- **What needs to be done**
Reproduce each line bearing the word "values".

- **Data listing**
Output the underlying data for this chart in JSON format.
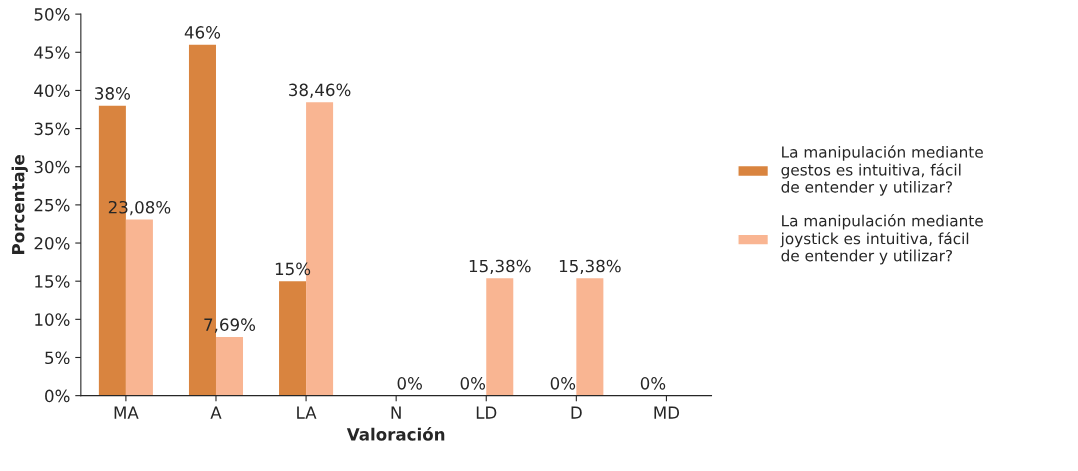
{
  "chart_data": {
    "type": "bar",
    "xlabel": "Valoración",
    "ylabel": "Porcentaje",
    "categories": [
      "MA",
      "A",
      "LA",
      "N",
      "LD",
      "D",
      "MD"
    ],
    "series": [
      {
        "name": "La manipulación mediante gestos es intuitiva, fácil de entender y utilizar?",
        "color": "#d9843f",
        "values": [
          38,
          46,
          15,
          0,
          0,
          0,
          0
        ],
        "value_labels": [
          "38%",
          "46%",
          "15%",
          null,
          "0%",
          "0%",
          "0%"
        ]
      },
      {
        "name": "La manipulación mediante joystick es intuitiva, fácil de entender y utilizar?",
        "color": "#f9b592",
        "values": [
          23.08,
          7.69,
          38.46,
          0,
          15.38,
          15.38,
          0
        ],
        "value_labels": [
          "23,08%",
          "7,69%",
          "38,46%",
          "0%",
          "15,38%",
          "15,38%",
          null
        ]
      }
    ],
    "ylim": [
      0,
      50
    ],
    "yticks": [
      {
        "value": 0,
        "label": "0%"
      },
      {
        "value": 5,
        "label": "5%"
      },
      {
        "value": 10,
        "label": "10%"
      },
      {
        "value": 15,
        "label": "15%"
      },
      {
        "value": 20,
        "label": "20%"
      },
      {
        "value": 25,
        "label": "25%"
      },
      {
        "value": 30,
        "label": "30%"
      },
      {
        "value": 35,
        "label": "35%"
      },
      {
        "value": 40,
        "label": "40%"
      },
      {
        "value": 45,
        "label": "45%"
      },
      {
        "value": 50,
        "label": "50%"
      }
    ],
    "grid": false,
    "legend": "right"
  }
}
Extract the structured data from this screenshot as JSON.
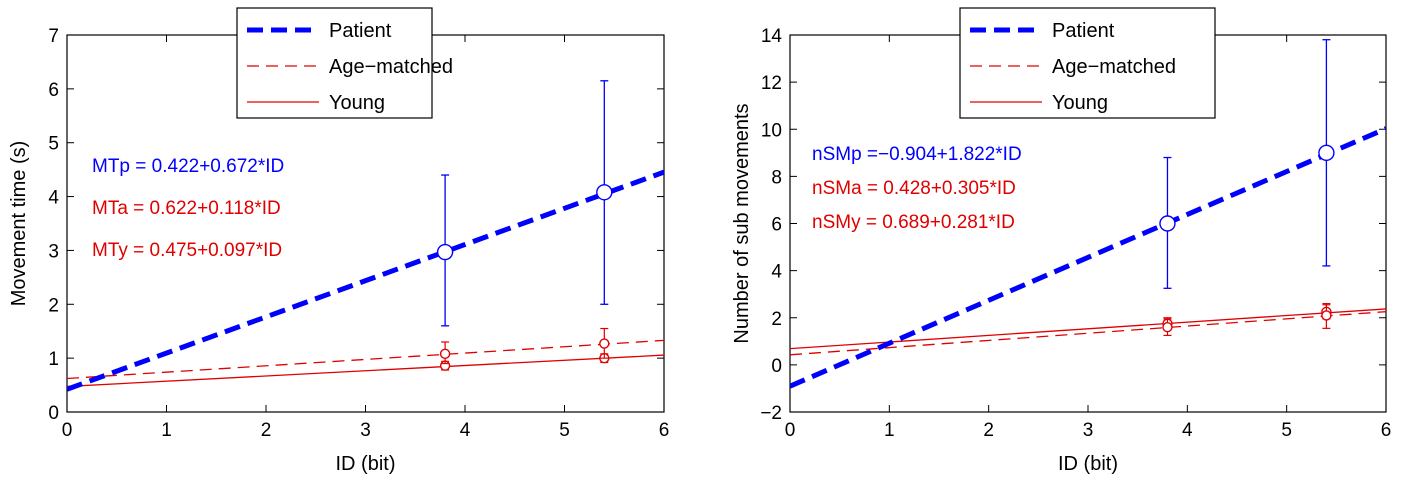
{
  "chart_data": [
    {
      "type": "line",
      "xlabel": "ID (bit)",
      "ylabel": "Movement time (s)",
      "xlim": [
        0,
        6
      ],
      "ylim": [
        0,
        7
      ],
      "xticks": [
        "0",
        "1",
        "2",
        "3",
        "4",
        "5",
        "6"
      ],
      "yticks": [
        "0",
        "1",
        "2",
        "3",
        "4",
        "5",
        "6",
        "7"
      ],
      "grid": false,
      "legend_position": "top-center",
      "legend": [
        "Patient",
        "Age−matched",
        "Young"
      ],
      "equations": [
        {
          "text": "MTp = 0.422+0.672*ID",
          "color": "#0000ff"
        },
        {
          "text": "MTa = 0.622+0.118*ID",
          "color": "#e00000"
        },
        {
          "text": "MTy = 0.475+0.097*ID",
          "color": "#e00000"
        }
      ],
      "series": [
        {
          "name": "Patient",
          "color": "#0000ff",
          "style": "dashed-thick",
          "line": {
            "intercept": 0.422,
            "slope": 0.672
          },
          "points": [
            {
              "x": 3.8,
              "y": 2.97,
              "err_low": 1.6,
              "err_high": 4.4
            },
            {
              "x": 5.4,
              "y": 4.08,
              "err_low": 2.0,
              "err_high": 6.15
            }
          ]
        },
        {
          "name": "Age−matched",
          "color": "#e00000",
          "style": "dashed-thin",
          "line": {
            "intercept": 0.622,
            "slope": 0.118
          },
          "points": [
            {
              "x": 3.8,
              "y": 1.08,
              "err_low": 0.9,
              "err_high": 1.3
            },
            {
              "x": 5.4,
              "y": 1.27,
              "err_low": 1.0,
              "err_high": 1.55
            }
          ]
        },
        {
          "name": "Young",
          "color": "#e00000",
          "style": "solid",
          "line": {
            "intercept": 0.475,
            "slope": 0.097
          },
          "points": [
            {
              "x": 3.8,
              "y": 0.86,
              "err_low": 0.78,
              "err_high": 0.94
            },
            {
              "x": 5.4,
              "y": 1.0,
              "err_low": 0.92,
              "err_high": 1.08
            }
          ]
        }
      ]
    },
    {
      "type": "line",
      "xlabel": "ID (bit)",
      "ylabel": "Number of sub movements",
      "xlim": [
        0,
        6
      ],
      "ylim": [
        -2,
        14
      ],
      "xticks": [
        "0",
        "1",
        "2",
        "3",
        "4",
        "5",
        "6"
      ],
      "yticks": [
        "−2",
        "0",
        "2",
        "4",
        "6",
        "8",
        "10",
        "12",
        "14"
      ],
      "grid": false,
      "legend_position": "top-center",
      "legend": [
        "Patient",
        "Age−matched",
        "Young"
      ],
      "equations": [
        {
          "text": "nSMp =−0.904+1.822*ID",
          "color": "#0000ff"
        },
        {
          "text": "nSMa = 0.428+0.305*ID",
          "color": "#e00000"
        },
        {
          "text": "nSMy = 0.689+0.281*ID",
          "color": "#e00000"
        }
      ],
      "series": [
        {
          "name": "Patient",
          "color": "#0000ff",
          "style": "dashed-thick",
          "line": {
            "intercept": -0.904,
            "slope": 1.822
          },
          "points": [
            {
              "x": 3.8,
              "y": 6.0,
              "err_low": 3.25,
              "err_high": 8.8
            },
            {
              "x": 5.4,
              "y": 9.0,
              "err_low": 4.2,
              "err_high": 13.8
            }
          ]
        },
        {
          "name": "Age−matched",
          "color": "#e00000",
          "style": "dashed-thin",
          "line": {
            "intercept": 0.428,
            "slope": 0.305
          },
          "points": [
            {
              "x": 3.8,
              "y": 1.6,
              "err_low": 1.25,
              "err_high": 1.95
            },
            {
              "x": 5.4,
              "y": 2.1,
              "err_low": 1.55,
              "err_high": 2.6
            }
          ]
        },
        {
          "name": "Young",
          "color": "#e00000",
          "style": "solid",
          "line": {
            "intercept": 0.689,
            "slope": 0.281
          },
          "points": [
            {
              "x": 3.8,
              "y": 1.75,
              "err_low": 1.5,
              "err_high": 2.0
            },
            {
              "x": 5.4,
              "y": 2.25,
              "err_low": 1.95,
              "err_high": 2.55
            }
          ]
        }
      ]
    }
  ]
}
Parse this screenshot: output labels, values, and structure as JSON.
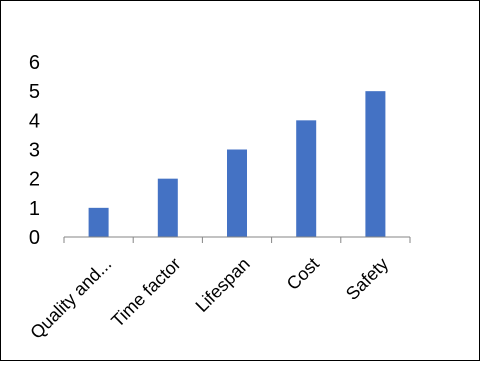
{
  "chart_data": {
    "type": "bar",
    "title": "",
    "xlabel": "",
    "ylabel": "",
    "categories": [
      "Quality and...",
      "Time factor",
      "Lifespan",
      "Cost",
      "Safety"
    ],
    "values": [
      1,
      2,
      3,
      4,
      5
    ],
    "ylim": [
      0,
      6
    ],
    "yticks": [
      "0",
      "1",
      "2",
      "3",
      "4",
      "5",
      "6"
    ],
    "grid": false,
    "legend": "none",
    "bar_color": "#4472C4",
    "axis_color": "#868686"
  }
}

- **Solution**
        "values": [
        "values": [
Parse this screenshot: output labels, values, and structure as JSON.
    "values": [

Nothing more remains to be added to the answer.